● WORK REQUIRED
The exercise asks you to copy every line below in which "Fair" appears.

※ ※ ※

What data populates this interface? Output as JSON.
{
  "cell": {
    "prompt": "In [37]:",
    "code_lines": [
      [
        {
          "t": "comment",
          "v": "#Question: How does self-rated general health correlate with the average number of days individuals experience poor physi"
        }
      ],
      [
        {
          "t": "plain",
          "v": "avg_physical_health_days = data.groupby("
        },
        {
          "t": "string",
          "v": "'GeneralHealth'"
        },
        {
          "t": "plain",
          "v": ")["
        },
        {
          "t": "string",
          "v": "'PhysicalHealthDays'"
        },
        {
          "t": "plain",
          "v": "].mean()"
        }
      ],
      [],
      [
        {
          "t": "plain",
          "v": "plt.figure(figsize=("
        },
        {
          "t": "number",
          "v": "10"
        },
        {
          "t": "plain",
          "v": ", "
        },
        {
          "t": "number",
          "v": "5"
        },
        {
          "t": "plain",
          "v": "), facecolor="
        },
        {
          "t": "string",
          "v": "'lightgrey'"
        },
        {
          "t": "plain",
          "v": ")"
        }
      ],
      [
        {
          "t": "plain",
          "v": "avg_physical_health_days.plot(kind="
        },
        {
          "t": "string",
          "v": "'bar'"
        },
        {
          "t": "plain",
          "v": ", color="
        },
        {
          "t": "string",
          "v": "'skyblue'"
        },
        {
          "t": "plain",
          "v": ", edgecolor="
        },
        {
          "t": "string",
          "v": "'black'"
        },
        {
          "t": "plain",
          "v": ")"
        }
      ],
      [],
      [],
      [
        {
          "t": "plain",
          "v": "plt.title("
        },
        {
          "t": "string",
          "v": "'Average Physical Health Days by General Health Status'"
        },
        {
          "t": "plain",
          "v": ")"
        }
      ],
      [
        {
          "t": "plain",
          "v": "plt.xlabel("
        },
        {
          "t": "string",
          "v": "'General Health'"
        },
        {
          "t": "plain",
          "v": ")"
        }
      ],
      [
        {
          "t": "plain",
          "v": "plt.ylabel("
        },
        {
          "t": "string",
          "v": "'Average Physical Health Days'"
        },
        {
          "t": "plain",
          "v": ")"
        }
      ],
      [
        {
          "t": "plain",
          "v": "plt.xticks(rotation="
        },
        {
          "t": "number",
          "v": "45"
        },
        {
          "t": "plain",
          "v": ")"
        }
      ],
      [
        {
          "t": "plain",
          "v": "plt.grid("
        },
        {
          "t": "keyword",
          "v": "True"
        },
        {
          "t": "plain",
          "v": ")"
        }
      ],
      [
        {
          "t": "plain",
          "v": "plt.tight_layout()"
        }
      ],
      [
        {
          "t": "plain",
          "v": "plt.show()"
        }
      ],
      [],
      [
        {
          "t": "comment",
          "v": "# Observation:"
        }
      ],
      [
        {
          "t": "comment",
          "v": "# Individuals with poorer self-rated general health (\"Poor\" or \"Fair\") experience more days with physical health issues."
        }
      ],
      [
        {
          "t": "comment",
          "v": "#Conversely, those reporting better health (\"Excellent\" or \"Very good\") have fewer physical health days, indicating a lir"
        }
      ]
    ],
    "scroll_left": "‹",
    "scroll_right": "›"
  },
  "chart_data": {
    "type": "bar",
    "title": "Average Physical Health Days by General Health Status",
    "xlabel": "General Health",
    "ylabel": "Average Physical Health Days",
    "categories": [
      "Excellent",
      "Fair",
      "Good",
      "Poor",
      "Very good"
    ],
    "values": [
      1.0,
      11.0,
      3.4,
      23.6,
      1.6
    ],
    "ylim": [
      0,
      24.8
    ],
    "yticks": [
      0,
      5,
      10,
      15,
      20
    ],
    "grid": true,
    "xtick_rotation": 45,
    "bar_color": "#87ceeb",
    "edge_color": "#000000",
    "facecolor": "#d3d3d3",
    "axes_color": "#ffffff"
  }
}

※ ※ ※

● EXERCISE OUTPUT
          "v": "# Individuals with poorer self-rated general health (\"Poor\" or \"Fair\") experience more days with physical health issues."
      "Fair",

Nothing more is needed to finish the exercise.